Identify all lines below that hold "median" and collect them.

[Records from a data collection]
= = = = = = =

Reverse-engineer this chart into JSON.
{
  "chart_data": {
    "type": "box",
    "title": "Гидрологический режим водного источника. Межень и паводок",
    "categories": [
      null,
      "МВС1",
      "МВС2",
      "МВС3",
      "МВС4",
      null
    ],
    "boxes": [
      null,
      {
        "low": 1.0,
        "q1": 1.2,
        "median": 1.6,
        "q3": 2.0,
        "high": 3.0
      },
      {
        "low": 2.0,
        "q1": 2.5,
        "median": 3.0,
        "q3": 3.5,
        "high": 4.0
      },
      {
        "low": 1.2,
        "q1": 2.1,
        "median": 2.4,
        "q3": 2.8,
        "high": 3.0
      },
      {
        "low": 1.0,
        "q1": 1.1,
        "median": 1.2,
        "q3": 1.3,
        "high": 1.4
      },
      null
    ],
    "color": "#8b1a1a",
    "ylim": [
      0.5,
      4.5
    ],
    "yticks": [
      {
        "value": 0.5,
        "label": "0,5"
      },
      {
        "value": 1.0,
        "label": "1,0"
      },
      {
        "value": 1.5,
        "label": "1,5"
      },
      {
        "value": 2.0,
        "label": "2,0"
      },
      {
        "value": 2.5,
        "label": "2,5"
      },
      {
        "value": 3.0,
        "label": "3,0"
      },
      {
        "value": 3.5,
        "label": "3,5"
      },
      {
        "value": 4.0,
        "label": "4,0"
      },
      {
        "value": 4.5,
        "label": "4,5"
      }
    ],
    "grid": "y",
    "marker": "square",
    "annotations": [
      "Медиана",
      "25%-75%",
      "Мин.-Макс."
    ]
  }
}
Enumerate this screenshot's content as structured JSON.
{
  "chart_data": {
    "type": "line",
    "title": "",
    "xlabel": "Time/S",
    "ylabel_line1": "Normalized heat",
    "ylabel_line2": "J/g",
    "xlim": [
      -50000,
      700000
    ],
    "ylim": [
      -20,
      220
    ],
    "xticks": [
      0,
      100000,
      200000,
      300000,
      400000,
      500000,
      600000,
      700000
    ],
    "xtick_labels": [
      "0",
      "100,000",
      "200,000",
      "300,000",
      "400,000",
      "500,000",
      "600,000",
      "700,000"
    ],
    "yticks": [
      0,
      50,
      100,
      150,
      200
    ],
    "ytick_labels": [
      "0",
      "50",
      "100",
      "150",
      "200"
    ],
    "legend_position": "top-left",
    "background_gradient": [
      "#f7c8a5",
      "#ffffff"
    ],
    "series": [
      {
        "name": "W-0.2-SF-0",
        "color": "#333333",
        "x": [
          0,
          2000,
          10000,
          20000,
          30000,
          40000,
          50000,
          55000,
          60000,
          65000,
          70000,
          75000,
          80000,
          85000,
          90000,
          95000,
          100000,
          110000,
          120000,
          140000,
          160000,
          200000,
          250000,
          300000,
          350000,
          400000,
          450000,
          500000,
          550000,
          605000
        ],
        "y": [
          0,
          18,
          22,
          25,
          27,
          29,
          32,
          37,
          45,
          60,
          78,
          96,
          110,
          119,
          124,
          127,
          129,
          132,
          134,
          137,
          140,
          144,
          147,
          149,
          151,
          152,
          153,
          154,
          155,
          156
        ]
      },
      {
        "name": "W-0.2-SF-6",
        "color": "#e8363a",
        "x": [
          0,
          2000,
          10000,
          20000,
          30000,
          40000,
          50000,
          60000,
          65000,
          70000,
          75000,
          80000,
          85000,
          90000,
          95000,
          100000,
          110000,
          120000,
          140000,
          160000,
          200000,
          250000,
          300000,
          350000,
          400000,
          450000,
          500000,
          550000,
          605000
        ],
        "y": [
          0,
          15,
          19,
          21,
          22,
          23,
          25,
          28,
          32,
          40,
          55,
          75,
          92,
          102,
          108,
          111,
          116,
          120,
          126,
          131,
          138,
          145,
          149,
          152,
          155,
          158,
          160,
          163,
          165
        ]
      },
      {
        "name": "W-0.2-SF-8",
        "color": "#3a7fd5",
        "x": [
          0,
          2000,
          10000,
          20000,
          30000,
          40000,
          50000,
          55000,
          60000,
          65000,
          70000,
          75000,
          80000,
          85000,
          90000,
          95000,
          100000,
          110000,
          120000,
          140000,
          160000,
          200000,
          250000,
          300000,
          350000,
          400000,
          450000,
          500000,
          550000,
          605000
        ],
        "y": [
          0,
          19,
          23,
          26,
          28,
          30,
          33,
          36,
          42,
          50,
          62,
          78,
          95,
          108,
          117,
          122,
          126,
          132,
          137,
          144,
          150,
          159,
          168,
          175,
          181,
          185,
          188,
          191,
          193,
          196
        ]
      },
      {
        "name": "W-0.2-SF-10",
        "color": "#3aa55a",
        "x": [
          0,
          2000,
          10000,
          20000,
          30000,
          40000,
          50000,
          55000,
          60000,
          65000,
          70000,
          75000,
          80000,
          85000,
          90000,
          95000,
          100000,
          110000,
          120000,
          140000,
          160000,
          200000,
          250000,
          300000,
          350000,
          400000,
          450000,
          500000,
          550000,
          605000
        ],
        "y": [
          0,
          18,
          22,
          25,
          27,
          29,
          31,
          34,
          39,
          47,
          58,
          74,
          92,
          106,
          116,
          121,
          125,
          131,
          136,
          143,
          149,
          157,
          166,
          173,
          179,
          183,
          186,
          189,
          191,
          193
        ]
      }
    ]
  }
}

= = = = = = =

## [Response to this task]
        "median": 1.6,
        "median": 3.0,
        "median": 2.4,
        "median": 1.2,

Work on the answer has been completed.